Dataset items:
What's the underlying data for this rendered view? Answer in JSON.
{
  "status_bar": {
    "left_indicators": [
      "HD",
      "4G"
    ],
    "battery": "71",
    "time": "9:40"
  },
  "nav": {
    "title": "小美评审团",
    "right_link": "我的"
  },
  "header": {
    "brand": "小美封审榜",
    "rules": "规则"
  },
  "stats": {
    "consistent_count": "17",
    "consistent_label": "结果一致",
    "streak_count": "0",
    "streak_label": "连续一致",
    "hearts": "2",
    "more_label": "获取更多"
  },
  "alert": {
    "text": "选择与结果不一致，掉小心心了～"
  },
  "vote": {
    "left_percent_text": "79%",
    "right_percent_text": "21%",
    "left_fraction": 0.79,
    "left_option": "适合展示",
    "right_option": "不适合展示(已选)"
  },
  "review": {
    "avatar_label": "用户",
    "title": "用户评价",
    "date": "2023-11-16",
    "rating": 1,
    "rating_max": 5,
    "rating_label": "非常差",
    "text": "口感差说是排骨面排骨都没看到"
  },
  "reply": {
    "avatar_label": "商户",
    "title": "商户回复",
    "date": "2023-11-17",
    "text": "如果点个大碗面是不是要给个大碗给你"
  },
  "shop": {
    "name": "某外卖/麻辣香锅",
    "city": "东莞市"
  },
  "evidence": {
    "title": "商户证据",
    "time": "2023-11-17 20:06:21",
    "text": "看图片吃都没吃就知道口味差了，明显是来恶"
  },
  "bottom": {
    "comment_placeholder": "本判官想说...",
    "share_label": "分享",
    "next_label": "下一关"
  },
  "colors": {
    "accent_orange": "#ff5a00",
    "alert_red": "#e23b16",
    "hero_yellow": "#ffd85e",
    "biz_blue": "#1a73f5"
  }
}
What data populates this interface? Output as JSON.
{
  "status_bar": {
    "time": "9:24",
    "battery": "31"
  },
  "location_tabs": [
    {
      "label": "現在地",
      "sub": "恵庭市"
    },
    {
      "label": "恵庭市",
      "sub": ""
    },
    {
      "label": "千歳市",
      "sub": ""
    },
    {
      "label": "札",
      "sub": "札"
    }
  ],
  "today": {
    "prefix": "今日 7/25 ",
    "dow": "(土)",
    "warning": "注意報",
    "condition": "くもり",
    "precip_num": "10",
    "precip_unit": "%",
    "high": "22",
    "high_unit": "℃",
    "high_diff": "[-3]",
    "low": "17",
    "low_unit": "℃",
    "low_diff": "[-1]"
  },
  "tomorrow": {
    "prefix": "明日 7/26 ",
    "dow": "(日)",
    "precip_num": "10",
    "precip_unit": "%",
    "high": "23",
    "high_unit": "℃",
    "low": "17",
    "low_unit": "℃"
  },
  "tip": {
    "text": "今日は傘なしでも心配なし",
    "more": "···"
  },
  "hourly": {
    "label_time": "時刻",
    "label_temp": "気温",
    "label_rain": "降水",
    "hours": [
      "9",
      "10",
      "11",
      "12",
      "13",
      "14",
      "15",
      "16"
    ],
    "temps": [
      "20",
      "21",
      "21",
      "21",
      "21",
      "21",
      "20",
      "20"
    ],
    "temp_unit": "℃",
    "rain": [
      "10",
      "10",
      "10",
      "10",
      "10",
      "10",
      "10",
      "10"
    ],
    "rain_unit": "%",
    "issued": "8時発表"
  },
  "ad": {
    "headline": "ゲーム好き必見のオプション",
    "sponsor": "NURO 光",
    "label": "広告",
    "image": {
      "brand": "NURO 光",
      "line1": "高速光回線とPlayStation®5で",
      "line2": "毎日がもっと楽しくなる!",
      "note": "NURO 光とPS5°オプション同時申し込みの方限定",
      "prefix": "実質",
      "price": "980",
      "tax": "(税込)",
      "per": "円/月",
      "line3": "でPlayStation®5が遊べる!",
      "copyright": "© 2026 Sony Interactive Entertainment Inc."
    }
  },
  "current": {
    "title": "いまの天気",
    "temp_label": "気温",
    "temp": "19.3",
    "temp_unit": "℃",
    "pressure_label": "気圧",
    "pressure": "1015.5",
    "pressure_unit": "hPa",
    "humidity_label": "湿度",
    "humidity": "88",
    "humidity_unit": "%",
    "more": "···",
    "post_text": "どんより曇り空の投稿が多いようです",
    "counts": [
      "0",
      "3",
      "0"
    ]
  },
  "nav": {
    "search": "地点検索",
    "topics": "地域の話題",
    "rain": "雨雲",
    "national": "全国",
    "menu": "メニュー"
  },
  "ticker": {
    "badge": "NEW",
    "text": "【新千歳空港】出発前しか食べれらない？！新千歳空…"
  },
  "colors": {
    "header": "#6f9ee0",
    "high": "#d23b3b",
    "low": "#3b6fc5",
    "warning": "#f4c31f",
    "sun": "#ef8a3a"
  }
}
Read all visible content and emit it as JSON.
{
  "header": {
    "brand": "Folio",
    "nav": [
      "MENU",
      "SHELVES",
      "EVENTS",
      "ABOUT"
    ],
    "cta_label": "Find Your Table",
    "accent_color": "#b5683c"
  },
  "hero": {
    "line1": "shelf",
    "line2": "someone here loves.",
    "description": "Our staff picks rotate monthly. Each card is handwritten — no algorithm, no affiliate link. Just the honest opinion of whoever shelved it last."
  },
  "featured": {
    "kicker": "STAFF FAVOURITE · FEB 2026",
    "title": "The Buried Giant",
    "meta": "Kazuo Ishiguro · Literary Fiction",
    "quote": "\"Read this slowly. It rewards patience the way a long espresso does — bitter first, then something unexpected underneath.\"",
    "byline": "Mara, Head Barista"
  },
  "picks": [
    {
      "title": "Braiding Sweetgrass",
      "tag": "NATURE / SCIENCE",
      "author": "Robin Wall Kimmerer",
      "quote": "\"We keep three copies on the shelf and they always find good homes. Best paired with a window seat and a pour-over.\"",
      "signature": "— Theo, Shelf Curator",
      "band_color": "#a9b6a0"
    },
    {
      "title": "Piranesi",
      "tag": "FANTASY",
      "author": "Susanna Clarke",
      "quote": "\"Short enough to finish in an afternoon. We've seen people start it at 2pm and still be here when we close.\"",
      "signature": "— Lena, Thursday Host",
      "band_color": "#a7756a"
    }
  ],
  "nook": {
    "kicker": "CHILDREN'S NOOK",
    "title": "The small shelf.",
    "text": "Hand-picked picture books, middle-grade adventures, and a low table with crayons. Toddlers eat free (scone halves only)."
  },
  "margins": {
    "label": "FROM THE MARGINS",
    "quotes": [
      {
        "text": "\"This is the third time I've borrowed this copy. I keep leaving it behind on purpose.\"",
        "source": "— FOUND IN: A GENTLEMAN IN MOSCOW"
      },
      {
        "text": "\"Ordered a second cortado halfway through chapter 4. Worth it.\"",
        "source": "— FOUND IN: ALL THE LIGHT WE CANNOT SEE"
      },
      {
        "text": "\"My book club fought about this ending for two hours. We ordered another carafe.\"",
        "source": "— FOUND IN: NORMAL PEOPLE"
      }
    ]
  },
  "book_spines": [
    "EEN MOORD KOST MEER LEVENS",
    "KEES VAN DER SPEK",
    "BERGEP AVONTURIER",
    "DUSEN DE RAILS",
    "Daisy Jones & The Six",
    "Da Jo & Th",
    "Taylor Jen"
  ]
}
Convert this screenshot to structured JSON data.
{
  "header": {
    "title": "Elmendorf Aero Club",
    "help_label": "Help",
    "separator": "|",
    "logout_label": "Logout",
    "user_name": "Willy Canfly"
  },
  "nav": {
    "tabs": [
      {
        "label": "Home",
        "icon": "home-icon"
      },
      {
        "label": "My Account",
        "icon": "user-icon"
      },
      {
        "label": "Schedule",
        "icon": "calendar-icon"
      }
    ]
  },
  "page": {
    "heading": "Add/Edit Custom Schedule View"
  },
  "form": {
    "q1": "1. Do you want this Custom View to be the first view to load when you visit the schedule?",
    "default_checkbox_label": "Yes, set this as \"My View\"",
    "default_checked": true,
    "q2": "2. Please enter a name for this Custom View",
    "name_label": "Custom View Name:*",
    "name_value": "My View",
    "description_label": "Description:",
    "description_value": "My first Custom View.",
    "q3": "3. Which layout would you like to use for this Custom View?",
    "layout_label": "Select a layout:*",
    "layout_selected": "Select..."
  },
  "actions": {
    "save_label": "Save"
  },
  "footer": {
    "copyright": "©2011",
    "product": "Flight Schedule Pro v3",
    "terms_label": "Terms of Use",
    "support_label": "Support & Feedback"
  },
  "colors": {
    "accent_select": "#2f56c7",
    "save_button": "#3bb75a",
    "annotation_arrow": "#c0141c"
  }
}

*WHAT YOU HAVE TO DO*
Pick out the lines that have the word "here". Copy them all.

*ANSWER TO THE PROBLEM*
    "line2": "someone here loves.",
      "quote": "\"Short enough to finish in an afternoon. We've seen people start it at 2pm and still be here when we close.\"",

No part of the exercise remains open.